- _RECORDS FOR THE EXERCISE_

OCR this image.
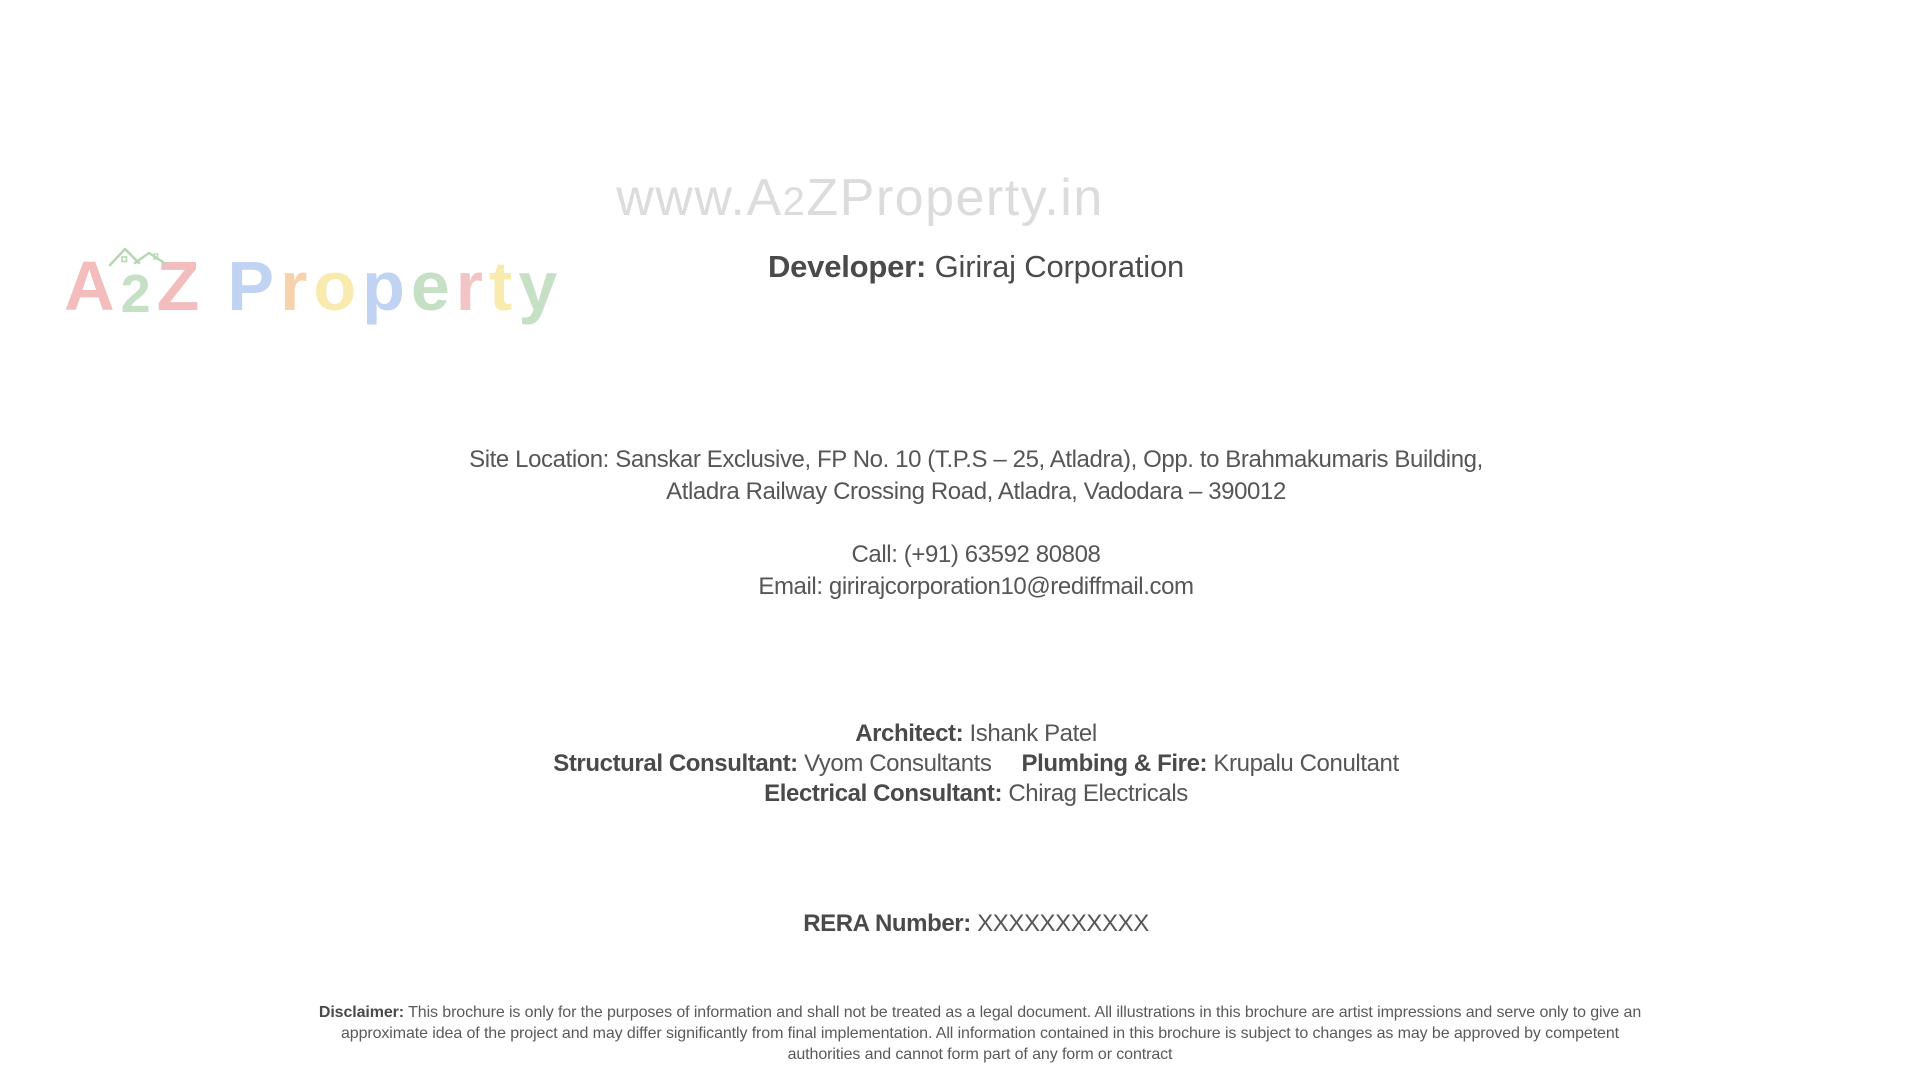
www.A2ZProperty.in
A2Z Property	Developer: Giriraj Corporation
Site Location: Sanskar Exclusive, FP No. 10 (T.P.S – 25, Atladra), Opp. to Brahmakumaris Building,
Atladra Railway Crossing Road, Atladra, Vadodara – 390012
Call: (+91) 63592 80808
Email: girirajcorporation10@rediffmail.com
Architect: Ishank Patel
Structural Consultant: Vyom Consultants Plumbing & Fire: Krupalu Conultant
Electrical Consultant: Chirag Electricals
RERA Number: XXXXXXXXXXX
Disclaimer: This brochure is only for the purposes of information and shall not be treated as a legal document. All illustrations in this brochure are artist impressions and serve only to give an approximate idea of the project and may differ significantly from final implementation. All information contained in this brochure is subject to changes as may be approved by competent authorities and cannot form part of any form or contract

- _PROMPT_
Extract all lines of the records above that include "Atladra".

- _RESULT_
Site Location: Sanskar Exclusive, FP No. 10 (T.P.S – 25, Atladra), Opp. to Brahmakumaris Building,
Atladra Railway Crossing Road, Atladra, Vadodara – 390012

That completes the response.